# What to work on
From the listing below, pull out the lines that hold "shield".

# Available records
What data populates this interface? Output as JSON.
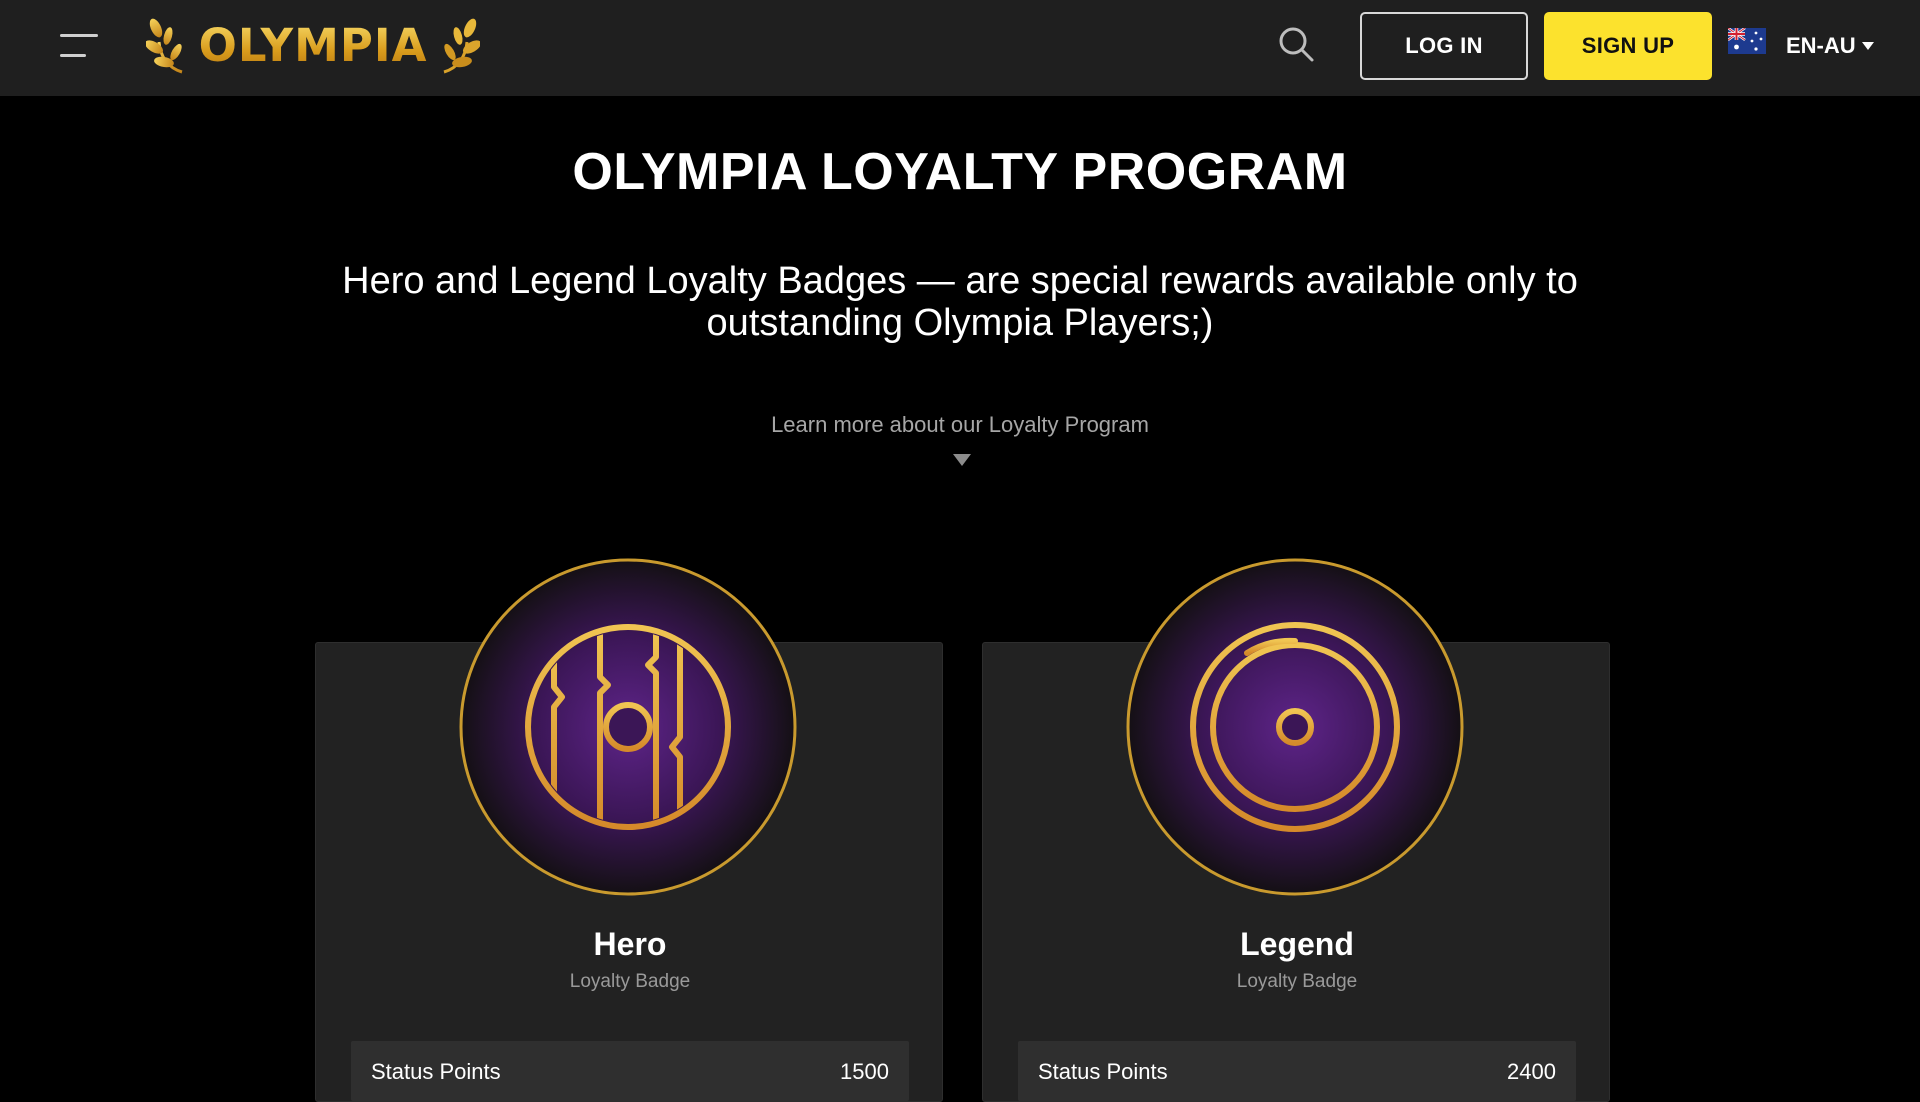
{
  "header": {
    "logo_text": "OLYMPIA",
    "login_label": "LOG IN",
    "signup_label": "SIGN UP",
    "language": "EN-AU",
    "icons": [
      "menu-icon",
      "laurel-icon",
      "search-icon",
      "australia-flag-icon",
      "caret-down-icon"
    ]
  },
  "hero": {
    "title": "OLYMPIA LOYALTY PROGRAM",
    "subtitle": "Hero and Legend Loyalty Badges — are special rewards available only to outstanding Olympia Players;)",
    "learn_more": "Learn more about our Loyalty Program"
  },
  "badges": [
    {
      "name": "Hero",
      "subtitle": "Loyalty Badge",
      "stat_label": "Status Points",
      "stat_value": "1500",
      "icon": "vertical-plank-shield-icon"
    },
    {
      "name": "Legend",
      "subtitle": "Loyalty Badge",
      "stat_label": "Status Points",
      "stat_value": "2400",
      "icon": "horizontal-band-shield-icon"
    }
  ],
  "colors": {
    "header_bg": "#1f1f1f",
    "page_bg": "#000000",
    "accent_yellow": "#fce22d",
    "gold": "#e0a52a",
    "badge_purple": "#5a2584",
    "card_bg": "#222222",
    "muted_text": "#a6a6a6"
  }
}
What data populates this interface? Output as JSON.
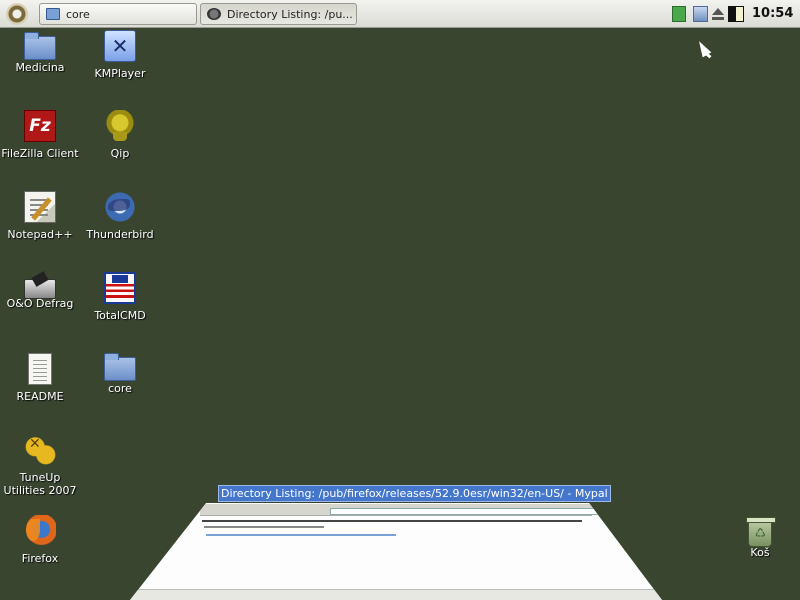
{
  "panel": {
    "tasks": [
      {
        "label": "core",
        "icon": "folder-icon"
      },
      {
        "label": "Directory Listing: /pu...",
        "icon": "browser-icon"
      }
    ],
    "clock": "10:54"
  },
  "desktop": {
    "icons": [
      {
        "label": "Medicina",
        "icon": "folder-icon"
      },
      {
        "label": "KMPlayer",
        "icon": "kmplayer-icon"
      },
      {
        "label": "FileZilla Client",
        "icon": "filezilla-icon"
      },
      {
        "label": "Qip",
        "icon": "qip-icon"
      },
      {
        "label": "Notepad++",
        "icon": "notepad-icon"
      },
      {
        "label": "Thunderbird",
        "icon": "thunderbird-icon"
      },
      {
        "label": "O&O Defrag",
        "icon": "defrag-icon"
      },
      {
        "label": "TotalCMD",
        "icon": "totalcmd-icon"
      },
      {
        "label": "README",
        "icon": "document-icon"
      },
      {
        "label": "core",
        "icon": "folder-icon"
      },
      {
        "label": "TuneUp Utilities 2007",
        "icon": "tuneup-icon"
      },
      {
        "label": "Firefox",
        "icon": "firefox-icon"
      },
      {
        "label": "Koš",
        "icon": "trash-icon"
      }
    ]
  },
  "switcher": {
    "window_title": "Directory Listing: /pub/firefox/releases/52.9.0esr/win32/en-US/ - Mypal"
  },
  "colors": {
    "desktop_background": "#3a4530",
    "highlight": "#4477cc"
  }
}
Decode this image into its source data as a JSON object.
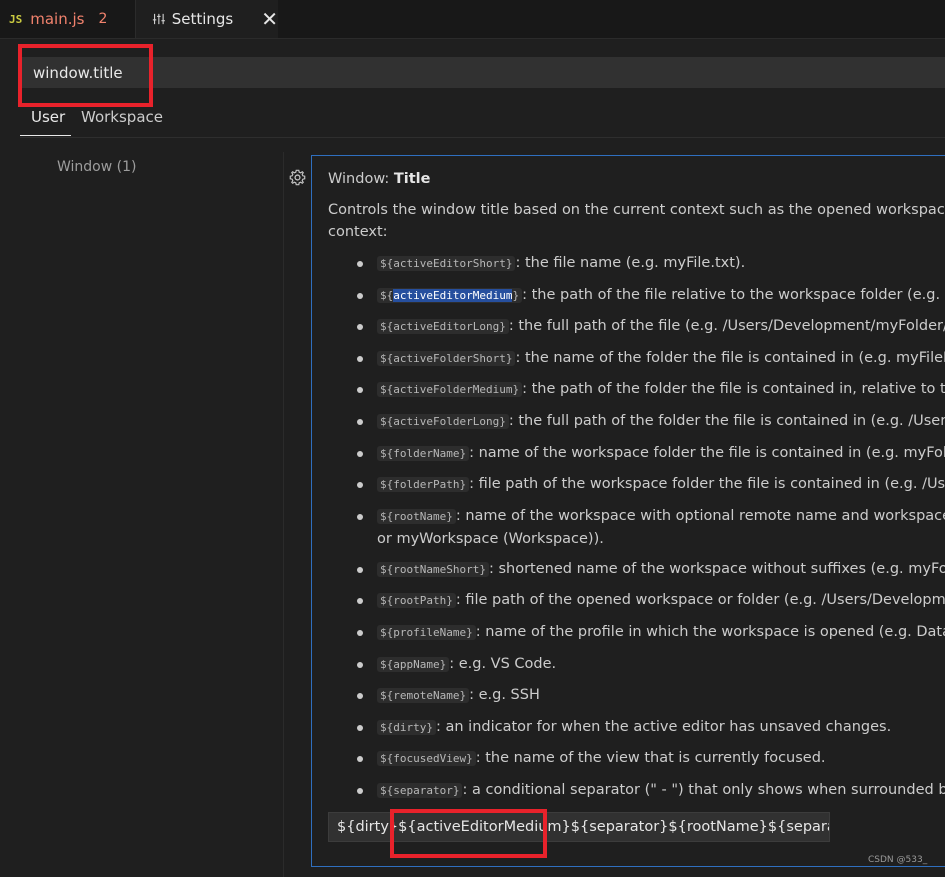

# Task answer
      "icon": "vertical-plank-shield-icon"
      "icon": "horizontal-band-shield-icon"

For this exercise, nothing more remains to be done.